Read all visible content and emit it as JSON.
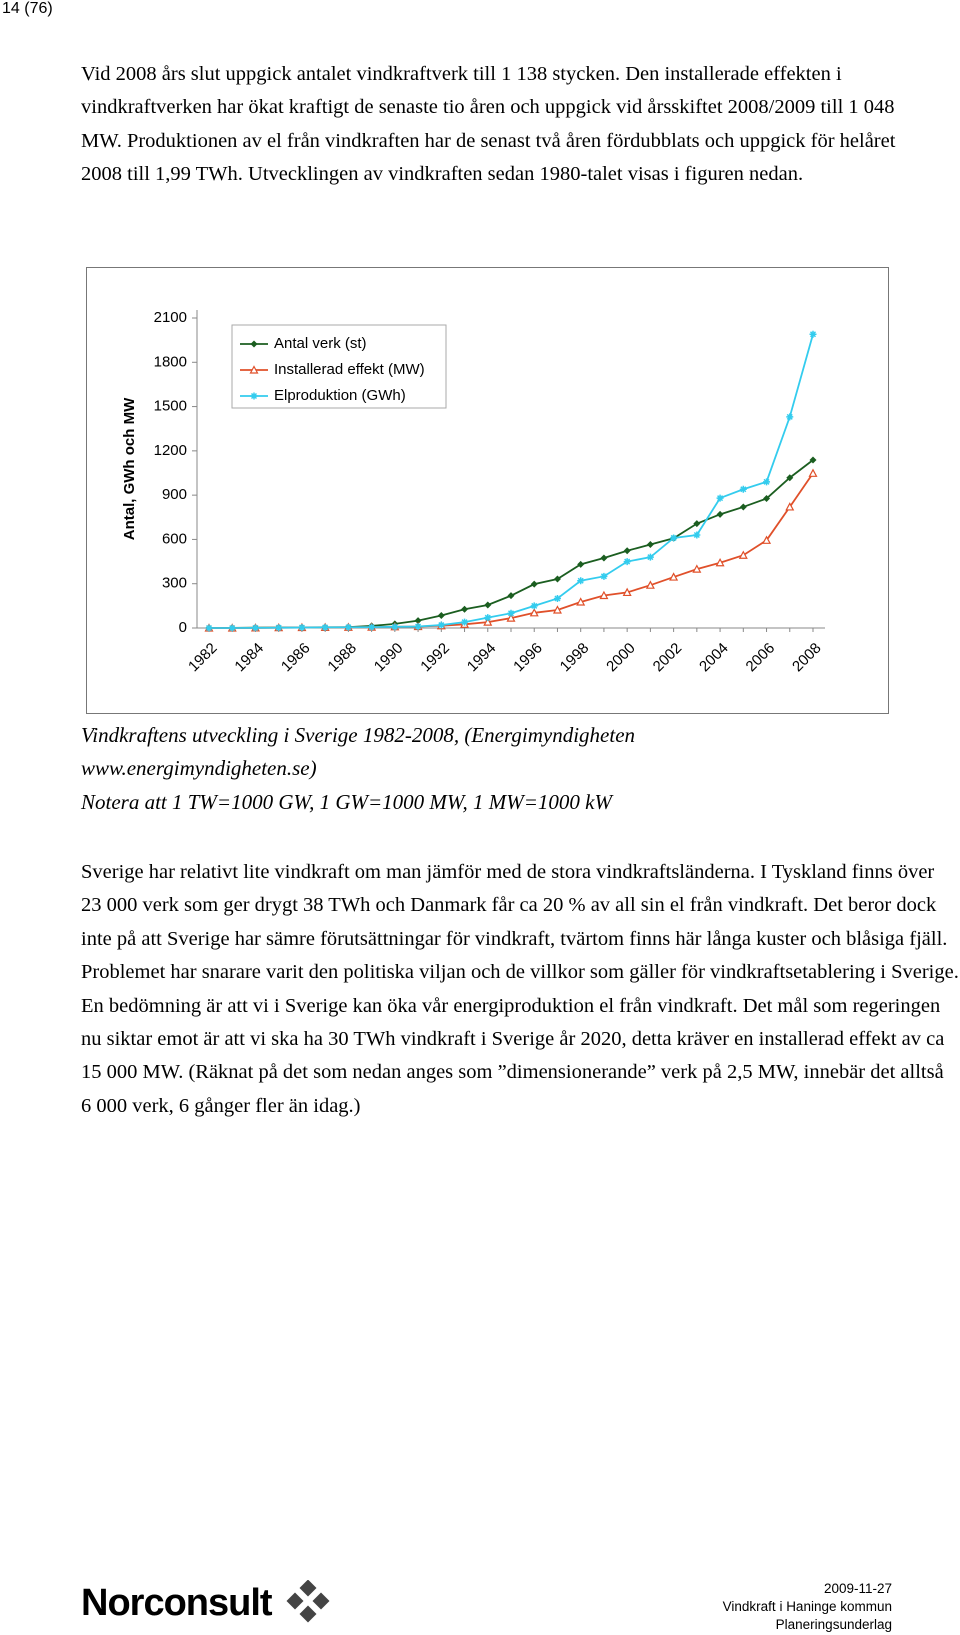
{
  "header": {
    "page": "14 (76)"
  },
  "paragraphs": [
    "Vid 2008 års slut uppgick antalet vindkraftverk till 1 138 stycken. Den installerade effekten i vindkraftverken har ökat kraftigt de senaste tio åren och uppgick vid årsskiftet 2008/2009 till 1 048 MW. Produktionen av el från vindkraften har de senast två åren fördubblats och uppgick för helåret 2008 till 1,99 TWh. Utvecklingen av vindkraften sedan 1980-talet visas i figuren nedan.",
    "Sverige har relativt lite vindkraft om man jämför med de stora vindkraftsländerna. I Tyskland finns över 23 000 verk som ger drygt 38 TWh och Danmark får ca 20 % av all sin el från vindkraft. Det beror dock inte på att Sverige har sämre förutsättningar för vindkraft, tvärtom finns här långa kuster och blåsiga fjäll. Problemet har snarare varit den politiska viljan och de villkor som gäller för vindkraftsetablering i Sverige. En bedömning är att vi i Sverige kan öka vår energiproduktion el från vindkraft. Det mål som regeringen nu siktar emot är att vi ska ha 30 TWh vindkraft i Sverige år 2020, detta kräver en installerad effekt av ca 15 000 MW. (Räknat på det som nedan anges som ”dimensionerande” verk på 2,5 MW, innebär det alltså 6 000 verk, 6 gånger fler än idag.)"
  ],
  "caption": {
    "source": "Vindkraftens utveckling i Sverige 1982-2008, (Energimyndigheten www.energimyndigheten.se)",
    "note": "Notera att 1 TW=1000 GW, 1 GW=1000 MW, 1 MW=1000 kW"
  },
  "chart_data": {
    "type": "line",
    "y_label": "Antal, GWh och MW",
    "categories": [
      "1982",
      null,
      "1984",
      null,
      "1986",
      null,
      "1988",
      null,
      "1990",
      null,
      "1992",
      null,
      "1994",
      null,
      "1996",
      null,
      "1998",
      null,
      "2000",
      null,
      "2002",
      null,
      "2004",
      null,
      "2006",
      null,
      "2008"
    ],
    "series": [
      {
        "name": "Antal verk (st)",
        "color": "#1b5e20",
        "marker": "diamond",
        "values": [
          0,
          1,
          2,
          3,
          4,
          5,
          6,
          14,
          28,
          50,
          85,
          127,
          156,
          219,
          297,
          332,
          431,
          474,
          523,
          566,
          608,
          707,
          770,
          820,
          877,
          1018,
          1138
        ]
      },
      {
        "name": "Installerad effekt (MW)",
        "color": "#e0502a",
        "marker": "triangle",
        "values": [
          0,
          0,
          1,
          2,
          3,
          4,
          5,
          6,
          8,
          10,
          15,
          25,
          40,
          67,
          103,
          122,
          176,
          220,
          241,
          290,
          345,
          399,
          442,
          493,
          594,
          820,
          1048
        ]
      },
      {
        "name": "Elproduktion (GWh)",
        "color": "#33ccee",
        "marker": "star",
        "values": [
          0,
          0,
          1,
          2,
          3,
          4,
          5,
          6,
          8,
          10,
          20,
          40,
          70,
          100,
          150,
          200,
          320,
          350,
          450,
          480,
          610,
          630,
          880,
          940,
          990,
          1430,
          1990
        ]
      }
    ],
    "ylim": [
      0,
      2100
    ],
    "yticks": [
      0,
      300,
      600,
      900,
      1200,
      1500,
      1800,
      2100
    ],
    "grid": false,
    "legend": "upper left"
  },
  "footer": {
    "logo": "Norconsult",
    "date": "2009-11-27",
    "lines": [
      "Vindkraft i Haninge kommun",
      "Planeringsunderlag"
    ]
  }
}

::::

Task instructions: Which lines hold the word "color"? Return all of them from the records above.

Correct output:
        "color": "#1b5e20",
        "color": "#e0502a",
        "color": "#33ccee",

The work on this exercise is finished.